### YOUR OBJECTIVE
Select all lines in the records that include "maar".
+++ STORED ROWS
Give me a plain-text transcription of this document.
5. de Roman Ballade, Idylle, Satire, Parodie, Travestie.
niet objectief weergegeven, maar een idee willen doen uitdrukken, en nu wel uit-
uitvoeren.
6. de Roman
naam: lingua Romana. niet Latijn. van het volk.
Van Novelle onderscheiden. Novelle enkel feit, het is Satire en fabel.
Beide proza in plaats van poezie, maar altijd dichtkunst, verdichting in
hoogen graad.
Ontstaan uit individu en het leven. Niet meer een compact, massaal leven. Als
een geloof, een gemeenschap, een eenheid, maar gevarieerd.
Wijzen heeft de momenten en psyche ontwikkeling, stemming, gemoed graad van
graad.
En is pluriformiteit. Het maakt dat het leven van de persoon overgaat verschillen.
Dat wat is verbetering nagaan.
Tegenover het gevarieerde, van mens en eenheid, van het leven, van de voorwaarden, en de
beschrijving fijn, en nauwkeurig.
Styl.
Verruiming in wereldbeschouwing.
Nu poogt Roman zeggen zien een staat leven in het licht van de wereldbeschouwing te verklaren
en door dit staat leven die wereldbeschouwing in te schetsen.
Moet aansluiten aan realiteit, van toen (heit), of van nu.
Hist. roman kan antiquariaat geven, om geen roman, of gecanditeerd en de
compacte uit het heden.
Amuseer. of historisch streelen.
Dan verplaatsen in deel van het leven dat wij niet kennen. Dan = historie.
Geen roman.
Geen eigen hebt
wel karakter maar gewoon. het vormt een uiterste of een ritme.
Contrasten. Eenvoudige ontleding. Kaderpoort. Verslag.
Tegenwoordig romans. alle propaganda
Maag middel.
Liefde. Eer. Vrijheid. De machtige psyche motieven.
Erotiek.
++++++
+++ STORED ROWS
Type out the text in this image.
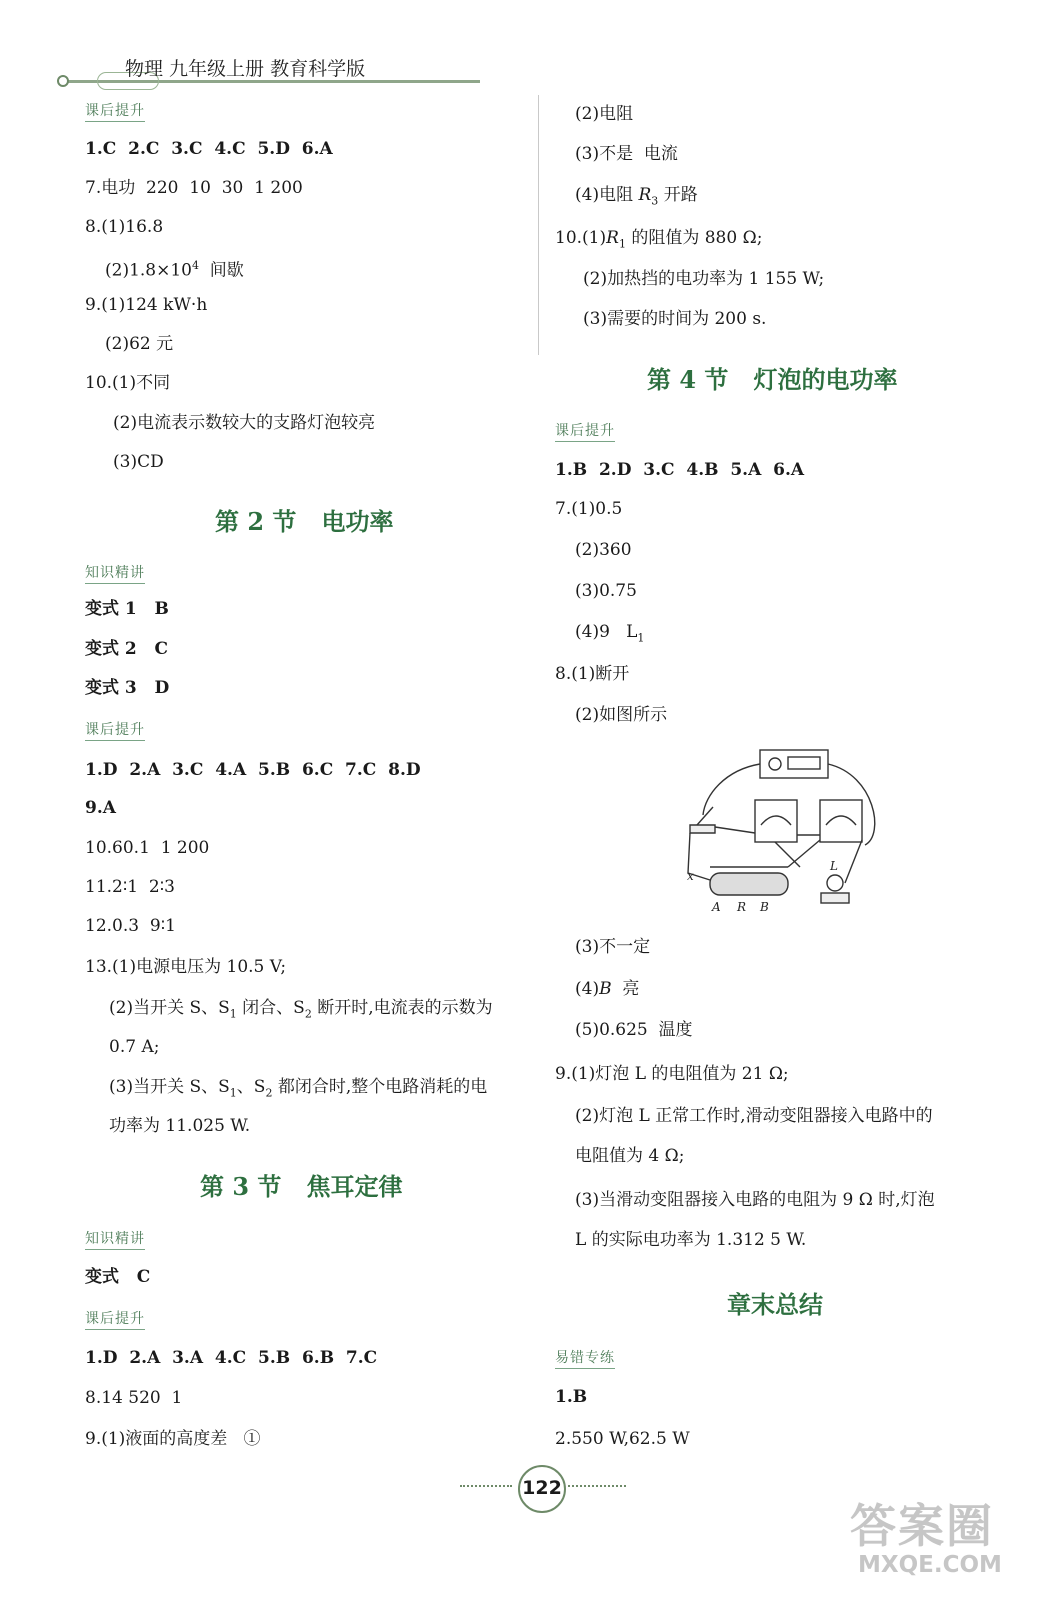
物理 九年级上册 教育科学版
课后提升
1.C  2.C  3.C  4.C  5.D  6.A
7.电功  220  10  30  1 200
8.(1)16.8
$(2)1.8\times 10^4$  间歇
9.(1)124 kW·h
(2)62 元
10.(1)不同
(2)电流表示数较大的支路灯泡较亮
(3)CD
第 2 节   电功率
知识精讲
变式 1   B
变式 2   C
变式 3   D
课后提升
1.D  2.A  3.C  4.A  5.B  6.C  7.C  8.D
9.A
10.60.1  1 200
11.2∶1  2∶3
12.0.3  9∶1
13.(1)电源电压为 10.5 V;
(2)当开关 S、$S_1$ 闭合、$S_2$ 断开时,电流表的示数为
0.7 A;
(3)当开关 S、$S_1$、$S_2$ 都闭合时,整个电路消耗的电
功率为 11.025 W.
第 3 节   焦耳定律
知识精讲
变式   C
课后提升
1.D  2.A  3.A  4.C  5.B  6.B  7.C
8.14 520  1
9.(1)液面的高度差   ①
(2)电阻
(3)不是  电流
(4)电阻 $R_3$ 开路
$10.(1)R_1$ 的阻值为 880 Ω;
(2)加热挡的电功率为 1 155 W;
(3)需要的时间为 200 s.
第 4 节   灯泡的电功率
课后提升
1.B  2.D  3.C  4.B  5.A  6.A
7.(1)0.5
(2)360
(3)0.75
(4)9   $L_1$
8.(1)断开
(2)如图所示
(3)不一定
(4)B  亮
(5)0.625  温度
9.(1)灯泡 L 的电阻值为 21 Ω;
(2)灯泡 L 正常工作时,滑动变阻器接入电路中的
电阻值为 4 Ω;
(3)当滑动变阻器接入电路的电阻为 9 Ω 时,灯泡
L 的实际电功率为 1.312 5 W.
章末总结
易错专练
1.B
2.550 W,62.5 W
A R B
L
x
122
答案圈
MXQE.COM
++++++
### FINAL RESULT
niet objectief weergegeven, maar een idee willen doen uitdrukken, en nu wel uit-
Beide proza in plaats van poezie, maar altijd dichtkunst, verdichting in
een geloof, een gemeenschap, een eenheid, maar gevarieerd.
wel karakter maar gewoon. het vormt een uiterste of een ritme.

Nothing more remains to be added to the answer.